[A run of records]

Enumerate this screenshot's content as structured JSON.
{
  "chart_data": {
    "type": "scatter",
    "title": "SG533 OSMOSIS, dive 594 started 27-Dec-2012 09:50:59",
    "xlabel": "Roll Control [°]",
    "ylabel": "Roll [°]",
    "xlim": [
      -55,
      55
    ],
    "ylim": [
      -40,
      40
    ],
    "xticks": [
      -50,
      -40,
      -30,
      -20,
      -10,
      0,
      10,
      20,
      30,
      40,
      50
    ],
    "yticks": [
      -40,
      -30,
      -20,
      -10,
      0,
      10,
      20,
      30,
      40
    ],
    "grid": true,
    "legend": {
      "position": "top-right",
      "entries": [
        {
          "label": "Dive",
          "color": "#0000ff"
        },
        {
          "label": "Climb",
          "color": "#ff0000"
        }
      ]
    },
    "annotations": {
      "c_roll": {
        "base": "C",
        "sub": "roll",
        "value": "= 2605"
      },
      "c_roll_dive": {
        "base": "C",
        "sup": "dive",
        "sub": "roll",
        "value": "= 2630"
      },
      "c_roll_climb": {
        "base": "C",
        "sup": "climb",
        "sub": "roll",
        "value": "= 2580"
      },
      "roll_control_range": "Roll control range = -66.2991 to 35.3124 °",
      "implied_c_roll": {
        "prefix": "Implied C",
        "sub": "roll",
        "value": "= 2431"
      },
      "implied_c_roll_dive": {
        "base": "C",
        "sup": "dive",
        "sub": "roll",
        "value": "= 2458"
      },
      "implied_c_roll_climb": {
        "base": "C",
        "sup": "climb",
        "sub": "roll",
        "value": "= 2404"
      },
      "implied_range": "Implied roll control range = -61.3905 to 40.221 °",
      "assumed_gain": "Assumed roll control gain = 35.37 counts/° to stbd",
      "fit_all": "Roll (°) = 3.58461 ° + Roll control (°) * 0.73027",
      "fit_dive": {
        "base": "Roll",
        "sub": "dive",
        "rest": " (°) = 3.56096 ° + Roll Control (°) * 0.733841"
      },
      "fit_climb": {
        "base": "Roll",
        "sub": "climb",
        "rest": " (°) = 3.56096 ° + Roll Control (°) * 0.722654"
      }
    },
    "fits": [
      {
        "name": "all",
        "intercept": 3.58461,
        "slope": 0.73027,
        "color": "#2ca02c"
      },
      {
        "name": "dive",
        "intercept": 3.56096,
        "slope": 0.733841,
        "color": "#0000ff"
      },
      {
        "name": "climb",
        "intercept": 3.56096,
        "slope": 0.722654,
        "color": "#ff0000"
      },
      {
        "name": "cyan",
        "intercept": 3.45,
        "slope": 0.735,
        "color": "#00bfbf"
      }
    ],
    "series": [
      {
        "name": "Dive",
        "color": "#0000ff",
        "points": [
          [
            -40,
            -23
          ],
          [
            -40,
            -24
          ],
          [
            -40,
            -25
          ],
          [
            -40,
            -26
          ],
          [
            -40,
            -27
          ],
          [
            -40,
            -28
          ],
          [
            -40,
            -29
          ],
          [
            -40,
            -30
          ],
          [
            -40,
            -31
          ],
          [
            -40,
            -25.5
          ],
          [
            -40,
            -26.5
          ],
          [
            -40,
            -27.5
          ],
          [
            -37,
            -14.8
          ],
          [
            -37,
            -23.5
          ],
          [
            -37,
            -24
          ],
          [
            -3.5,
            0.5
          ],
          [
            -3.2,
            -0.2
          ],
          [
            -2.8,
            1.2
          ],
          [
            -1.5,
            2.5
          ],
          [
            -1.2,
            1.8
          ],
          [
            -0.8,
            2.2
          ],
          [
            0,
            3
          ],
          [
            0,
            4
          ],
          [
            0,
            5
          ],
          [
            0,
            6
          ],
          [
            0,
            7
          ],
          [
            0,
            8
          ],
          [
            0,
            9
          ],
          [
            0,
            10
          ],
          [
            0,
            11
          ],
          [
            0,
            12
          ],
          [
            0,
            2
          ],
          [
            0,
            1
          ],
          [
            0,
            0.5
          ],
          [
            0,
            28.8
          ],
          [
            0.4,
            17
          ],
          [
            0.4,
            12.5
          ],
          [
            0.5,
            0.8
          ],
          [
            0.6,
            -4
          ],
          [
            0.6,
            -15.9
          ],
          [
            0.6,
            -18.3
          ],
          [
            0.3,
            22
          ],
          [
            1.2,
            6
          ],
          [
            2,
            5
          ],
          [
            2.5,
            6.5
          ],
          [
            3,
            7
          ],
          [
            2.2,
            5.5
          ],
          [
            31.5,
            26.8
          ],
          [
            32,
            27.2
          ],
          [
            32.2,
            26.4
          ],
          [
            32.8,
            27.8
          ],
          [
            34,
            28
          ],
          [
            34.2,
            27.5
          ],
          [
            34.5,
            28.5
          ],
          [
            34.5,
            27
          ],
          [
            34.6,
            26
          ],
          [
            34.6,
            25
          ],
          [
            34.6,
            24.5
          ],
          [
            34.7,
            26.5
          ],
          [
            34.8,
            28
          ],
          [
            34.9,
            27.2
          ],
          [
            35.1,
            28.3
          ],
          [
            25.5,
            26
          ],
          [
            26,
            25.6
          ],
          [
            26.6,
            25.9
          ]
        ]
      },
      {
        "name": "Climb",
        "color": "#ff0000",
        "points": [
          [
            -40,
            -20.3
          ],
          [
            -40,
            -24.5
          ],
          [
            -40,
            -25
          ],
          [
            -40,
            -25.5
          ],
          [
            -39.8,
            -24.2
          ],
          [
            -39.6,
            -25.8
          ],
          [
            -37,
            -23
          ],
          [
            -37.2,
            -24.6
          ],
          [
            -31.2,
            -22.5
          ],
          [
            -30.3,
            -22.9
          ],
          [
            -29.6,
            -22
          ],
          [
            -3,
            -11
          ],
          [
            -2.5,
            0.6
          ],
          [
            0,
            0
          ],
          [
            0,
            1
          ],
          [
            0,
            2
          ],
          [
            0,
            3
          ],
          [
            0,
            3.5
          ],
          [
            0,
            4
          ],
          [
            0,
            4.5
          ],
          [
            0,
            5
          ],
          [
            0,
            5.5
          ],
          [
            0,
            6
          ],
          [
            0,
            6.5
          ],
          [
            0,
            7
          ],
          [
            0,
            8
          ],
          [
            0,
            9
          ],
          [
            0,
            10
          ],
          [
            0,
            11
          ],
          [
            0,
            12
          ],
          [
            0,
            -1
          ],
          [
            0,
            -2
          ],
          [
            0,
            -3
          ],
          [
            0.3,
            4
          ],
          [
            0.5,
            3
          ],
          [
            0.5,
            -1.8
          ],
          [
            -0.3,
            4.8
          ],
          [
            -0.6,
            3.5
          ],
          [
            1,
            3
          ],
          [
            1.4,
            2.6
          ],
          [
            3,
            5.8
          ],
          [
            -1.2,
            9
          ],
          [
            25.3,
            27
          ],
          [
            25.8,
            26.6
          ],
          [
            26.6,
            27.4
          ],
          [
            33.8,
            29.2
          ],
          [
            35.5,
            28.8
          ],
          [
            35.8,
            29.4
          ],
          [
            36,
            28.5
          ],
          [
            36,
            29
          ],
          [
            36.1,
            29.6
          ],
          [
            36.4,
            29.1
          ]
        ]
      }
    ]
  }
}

# Set problem
From the records above, extract every entry exactly as given.

# Task solution
Enumerate this screenshot's content as structured JSON.
{
  "chart_data": {
    "type": "scatter",
    "title": "SG533 OSMOSIS, dive 594 started 27-Dec-2012 09:50:59",
    "xlabel": "Roll Control [°]",
    "ylabel": "Roll [°]",
    "xlim": [
      -55,
      55
    ],
    "ylim": [
      -40,
      40
    ],
    "xticks": [
      -50,
      -40,
      -30,
      -20,
      -10,
      0,
      10,
      20,
      30,
      40,
      50
    ],
    "yticks": [
      -40,
      -30,
      -20,
      -10,
      0,
      10,
      20,
      30,
      40
    ],
    "grid": true,
    "legend": {
      "position": "top-right",
      "entries": [
        {
          "label": "Dive",
          "color": "#0000ff"
        },
        {
          "label": "Climb",
          "color": "#ff0000"
        }
      ]
    },
    "annotations": {
      "c_roll": {
        "base": "C",
        "sub": "roll",
        "value": "= 2605"
      },
      "c_roll_dive": {
        "base": "C",
        "sup": "dive",
        "sub": "roll",
        "value": "= 2630"
      },
      "c_roll_climb": {
        "base": "C",
        "sup": "climb",
        "sub": "roll",
        "value": "= 2580"
      },
      "roll_control_range": "Roll control range = -66.2991 to 35.3124 °",
      "implied_c_roll": {
        "prefix": "Implied C",
        "sub": "roll",
        "value": "= 2431"
      },
      "implied_c_roll_dive": {
        "base": "C",
        "sup": "dive",
        "sub": "roll",
        "value": "= 2458"
      },
      "implied_c_roll_climb": {
        "base": "C",
        "sup": "climb",
        "sub": "roll",
        "value": "= 2404"
      },
      "implied_range": "Implied roll control range = -61.3905 to 40.221 °",
      "assumed_gain": "Assumed roll control gain = 35.37 counts/° to stbd",
      "fit_all": "Roll (°) = 3.58461 ° + Roll control (°) * 0.73027",
      "fit_dive": {
        "base": "Roll",
        "sub": "dive",
        "rest": " (°) = 3.56096 ° + Roll Control (°) * 0.733841"
      },
      "fit_climb": {
        "base": "Roll",
        "sub": "climb",
        "rest": " (°) = 3.56096 ° + Roll Control (°) * 0.722654"
      }
    },
    "fits": [
      {
        "name": "all",
        "intercept": 3.58461,
        "slope": 0.73027,
        "color": "#2ca02c"
      },
      {
        "name": "dive",
        "intercept": 3.56096,
        "slope": 0.733841,
        "color": "#0000ff"
      },
      {
        "name": "climb",
        "intercept": 3.56096,
        "slope": 0.722654,
        "color": "#ff0000"
      },
      {
        "name": "cyan",
        "intercept": 3.45,
        "slope": 0.735,
        "color": "#00bfbf"
      }
    ],
    "series": [
      {
        "name": "Dive",
        "color": "#0000ff",
        "points": [
          [
            -40,
            -23
          ],
          [
            -40,
            -24
          ],
          [
            -40,
            -25
          ],
          [
            -40,
            -26
          ],
          [
            -40,
            -27
          ],
          [
            -40,
            -28
          ],
          [
            -40,
            -29
          ],
          [
            -40,
            -30
          ],
          [
            -40,
            -31
          ],
          [
            -40,
            -25.5
          ],
          [
            -40,
            -26.5
          ],
          [
            -40,
            -27.5
          ],
          [
            -37,
            -14.8
          ],
          [
            -37,
            -23.5
          ],
          [
            -37,
            -24
          ],
          [
            -3.5,
            0.5
          ],
          [
            -3.2,
            -0.2
          ],
          [
            -2.8,
            1.2
          ],
          [
            -1.5,
            2.5
          ],
          [
            -1.2,
            1.8
          ],
          [
            -0.8,
            2.2
          ],
          [
            0,
            3
          ],
          [
            0,
            4
          ],
          [
            0,
            5
          ],
          [
            0,
            6
          ],
          [
            0,
            7
          ],
          [
            0,
            8
          ],
          [
            0,
            9
          ],
          [
            0,
            10
          ],
          [
            0,
            11
          ],
          [
            0,
            12
          ],
          [
            0,
            2
          ],
          [
            0,
            1
          ],
          [
            0,
            0.5
          ],
          [
            0,
            28.8
          ],
          [
            0.4,
            17
          ],
          [
            0.4,
            12.5
          ],
          [
            0.5,
            0.8
          ],
          [
            0.6,
            -4
          ],
          [
            0.6,
            -15.9
          ],
          [
            0.6,
            -18.3
          ],
          [
            0.3,
            22
          ],
          [
            1.2,
            6
          ],
          [
            2,
            5
          ],
          [
            2.5,
            6.5
          ],
          [
            3,
            7
          ],
          [
            2.2,
            5.5
          ],
          [
            31.5,
            26.8
          ],
          [
            32,
            27.2
          ],
          [
            32.2,
            26.4
          ],
          [
            32.8,
            27.8
          ],
          [
            34,
            28
          ],
          [
            34.2,
            27.5
          ],
          [
            34.5,
            28.5
          ],
          [
            34.5,
            27
          ],
          [
            34.6,
            26
          ],
          [
            34.6,
            25
          ],
          [
            34.6,
            24.5
          ],
          [
            34.7,
            26.5
          ],
          [
            34.8,
            28
          ],
          [
            34.9,
            27.2
          ],
          [
            35.1,
            28.3
          ],
          [
            25.5,
            26
          ],
          [
            26,
            25.6
          ],
          [
            26.6,
            25.9
          ]
        ]
      },
      {
        "name": "Climb",
        "color": "#ff0000",
        "points": [
          [
            -40,
            -20.3
          ],
          [
            -40,
            -24.5
          ],
          [
            -40,
            -25
          ],
          [
            -40,
            -25.5
          ],
          [
            -39.8,
            -24.2
          ],
          [
            -39.6,
            -25.8
          ],
          [
            -37,
            -23
          ],
          [
            -37.2,
            -24.6
          ],
          [
            -31.2,
            -22.5
          ],
          [
            -30.3,
            -22.9
          ],
          [
            -29.6,
            -22
          ],
          [
            -3,
            -11
          ],
          [
            -2.5,
            0.6
          ],
          [
            0,
            0
          ],
          [
            0,
            1
          ],
          [
            0,
            2
          ],
          [
            0,
            3
          ],
          [
            0,
            3.5
          ],
          [
            0,
            4
          ],
          [
            0,
            4.5
          ],
          [
            0,
            5
          ],
          [
            0,
            5.5
          ],
          [
            0,
            6
          ],
          [
            0,
            6.5
          ],
          [
            0,
            7
          ],
          [
            0,
            8
          ],
          [
            0,
            9
          ],
          [
            0,
            10
          ],
          [
            0,
            11
          ],
          [
            0,
            12
          ],
          [
            0,
            -1
          ],
          [
            0,
            -2
          ],
          [
            0,
            -3
          ],
          [
            0.3,
            4
          ],
          [
            0.5,
            3
          ],
          [
            0.5,
            -1.8
          ],
          [
            -0.3,
            4.8
          ],
          [
            -0.6,
            3.5
          ],
          [
            1,
            3
          ],
          [
            1.4,
            2.6
          ],
          [
            3,
            5.8
          ],
          [
            -1.2,
            9
          ],
          [
            25.3,
            27
          ],
          [
            25.8,
            26.6
          ],
          [
            26.6,
            27.4
          ],
          [
            33.8,
            29.2
          ],
          [
            35.5,
            28.8
          ],
          [
            35.8,
            29.4
          ],
          [
            36,
            28.5
          ],
          [
            36,
            29
          ],
          [
            36.1,
            29.6
          ],
          [
            36.4,
            29.1
          ]
        ]
      }
    ]
  }
}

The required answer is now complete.